> _TO DO_:
**a)** In the pliers brands thread, which brand does MechanicalDVR name for hammers?
**b)** Rewrite the stretch of the pliers brands thread from "Being a toolaholic" through "(Dec 29, 2007)", swapping "toolaholic" for "tool addict".
**c)** Translate this sentence from the pliers brands thread into Spanish: "Being a toolaholic is a serious problem."

> _SELECTED PASSAGE_:
-- START --

# Favorite brands for different pliers



## comercail technician (Jul 7, 2017)

Being a toolaholic is a serious problem. whenever I end up in a local tool outlet "just to look around" I leave with 100+ worth of tools. I prefer some brands over others like NWS Knipex Klein and chanellock I never get tired of buying quality tools. I'm curious which brands of certain tools work best for different tradesmen. Let's here some opinions


----------



## MechanicalDVR (Dec 29, 2007)

Some favs:

Hammers-Estwing

Pliers-Channellock, Knipex

Linemans-Klein 

Dikes-Klein

Needlenose-Knipex

Combo Wrenches-Klein

Socket Wrenches-Craftsman

Adjustable wrenches-Ridgid

Pipe wrenches-Ridgid

Pipe Tools-Ridgid

Screwdrivers-Klein

Insulated drivers-Wera,Whitte,Sandvik

Stick Rule-Klein (wood) or Ridgid (FG)

-- END --

> _DATA EXCERPT_:
-- START --

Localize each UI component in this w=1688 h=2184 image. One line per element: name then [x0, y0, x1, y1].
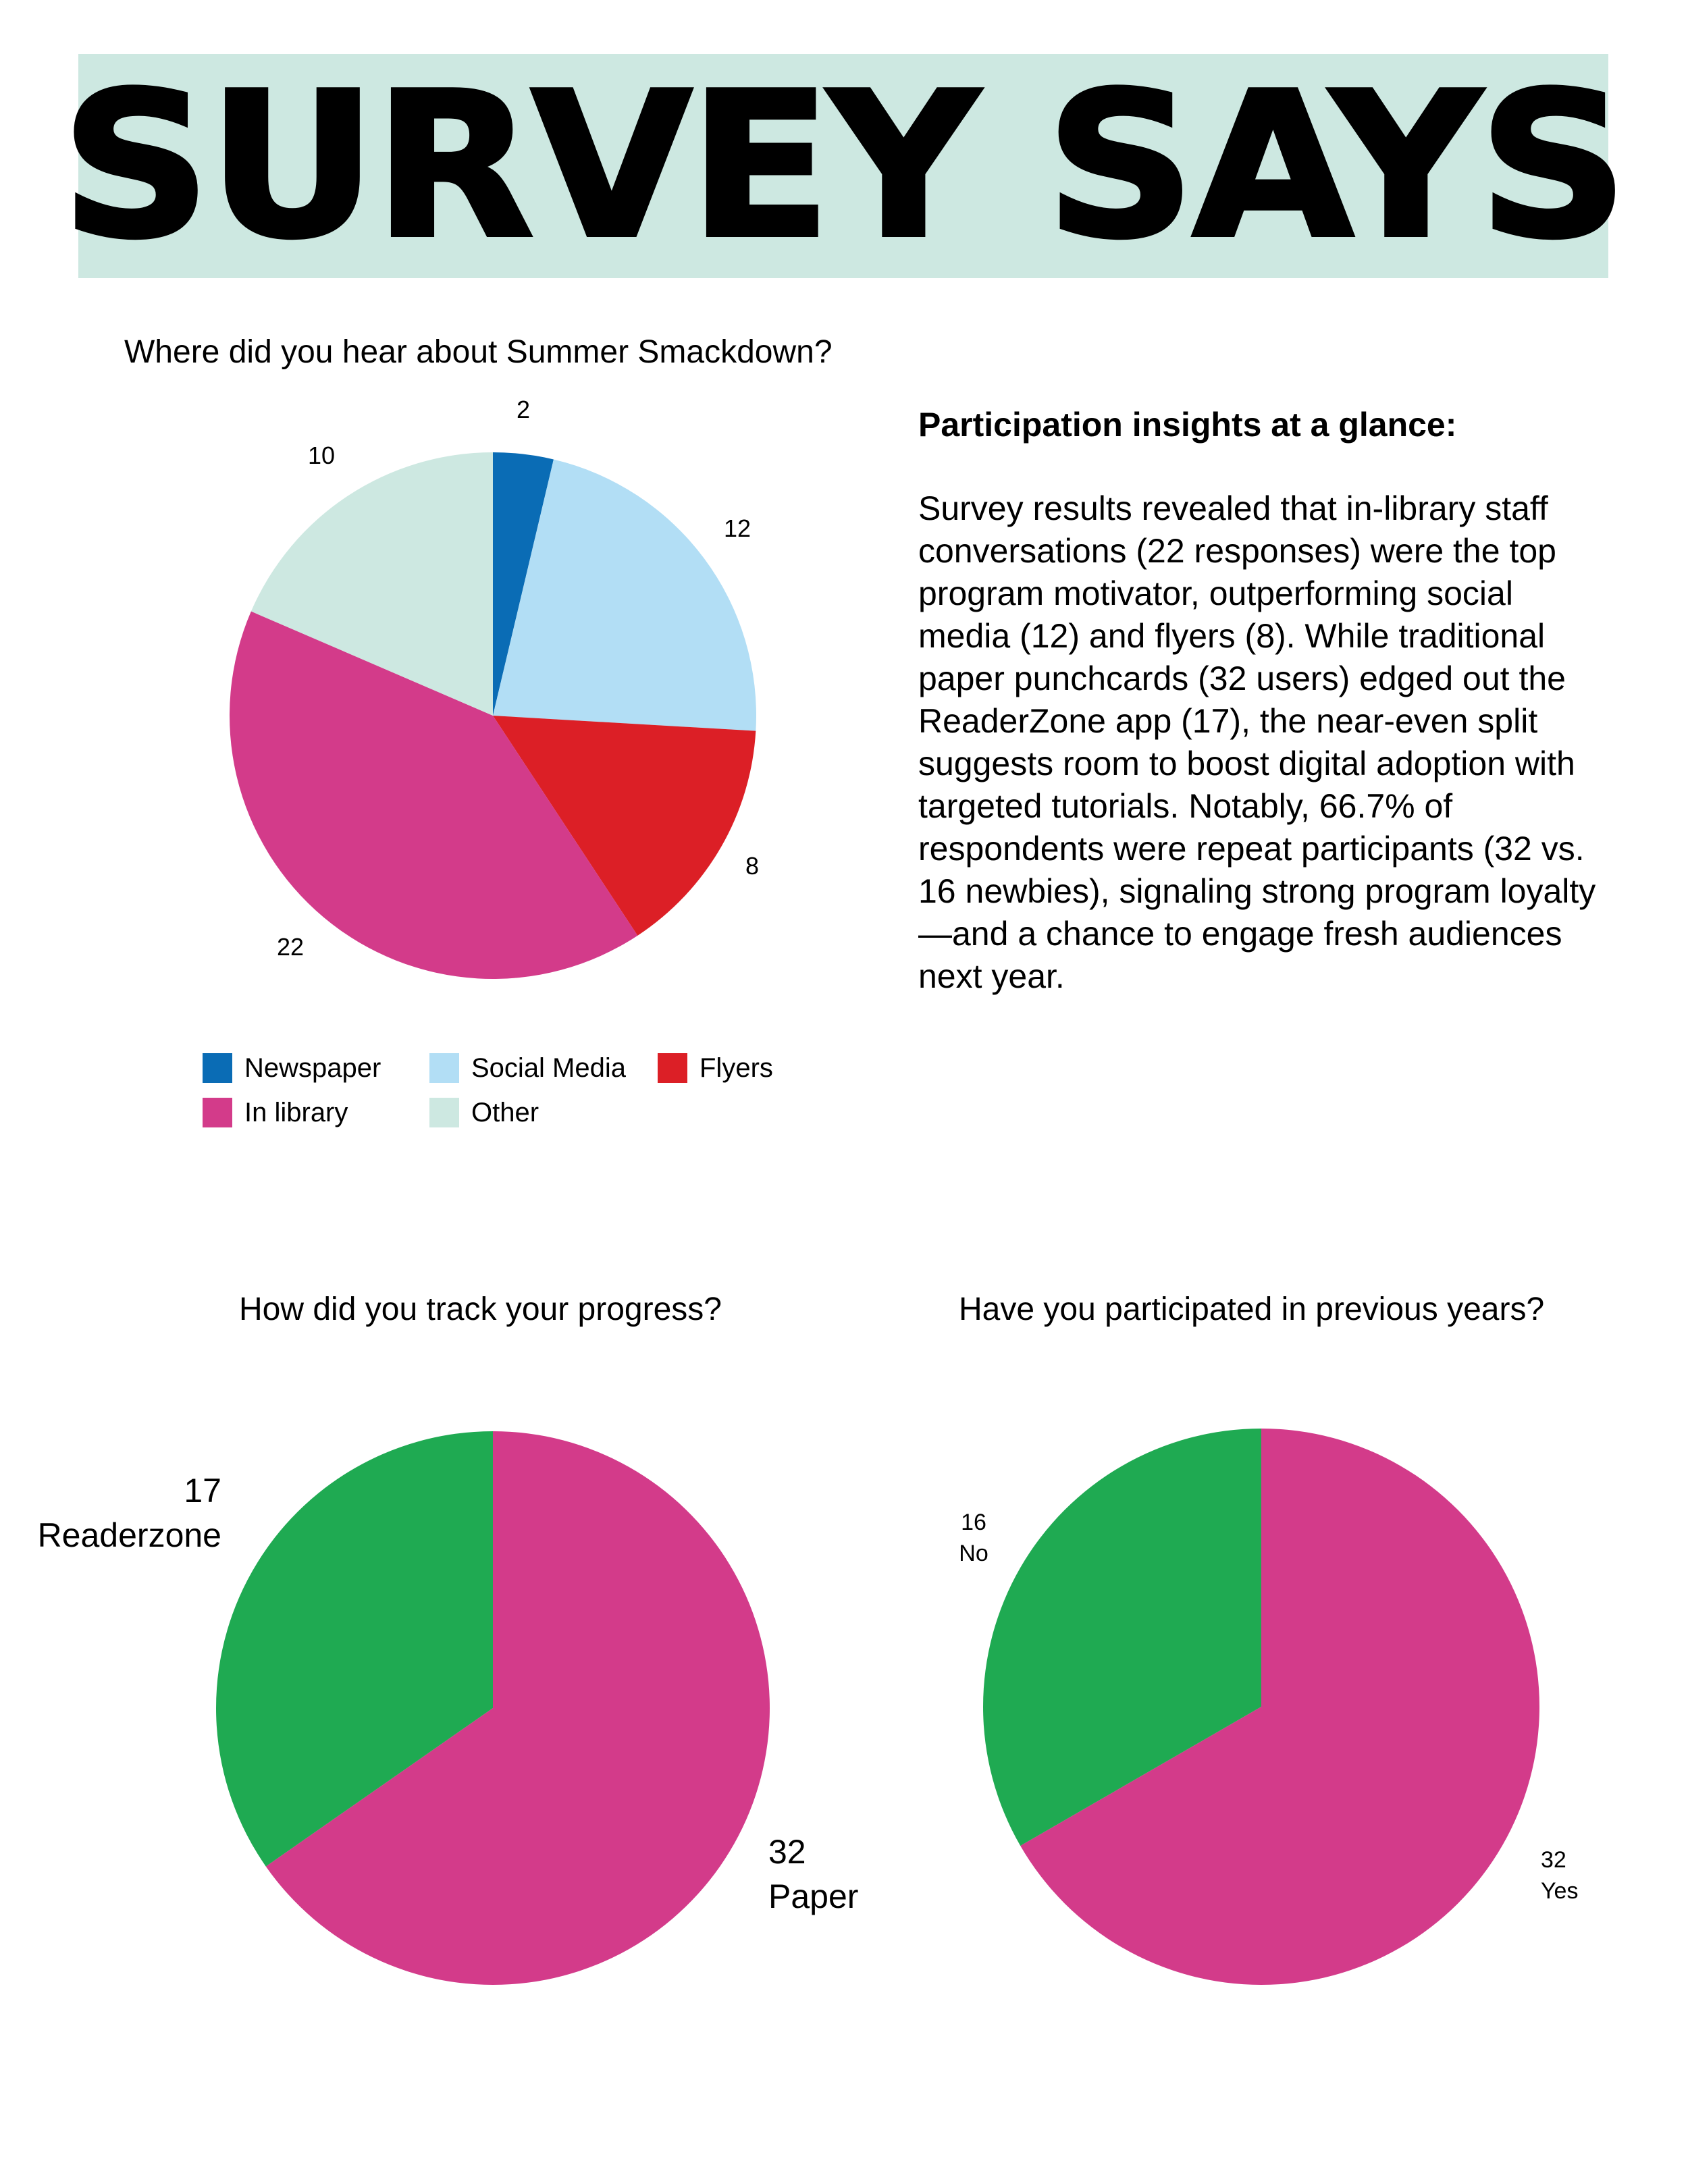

-- END --

> _REPLIES_:
**a)** Estwing

**b)**
Being a tool addict is a serious problem. whenever I end up in a local tool outlet "just to look around" I leave with 100+ worth of tools. I prefer some brands over others like NWS Knipex Klein and chanellock I never get tired of buying quality tools. I'm curious which brands of certain tools work best for different tradesmen. Let's here some opinions


----------



## MechanicalDVR (Dec 29, 2007)

**c)** Ser adicto a las herramientas es un problema serio.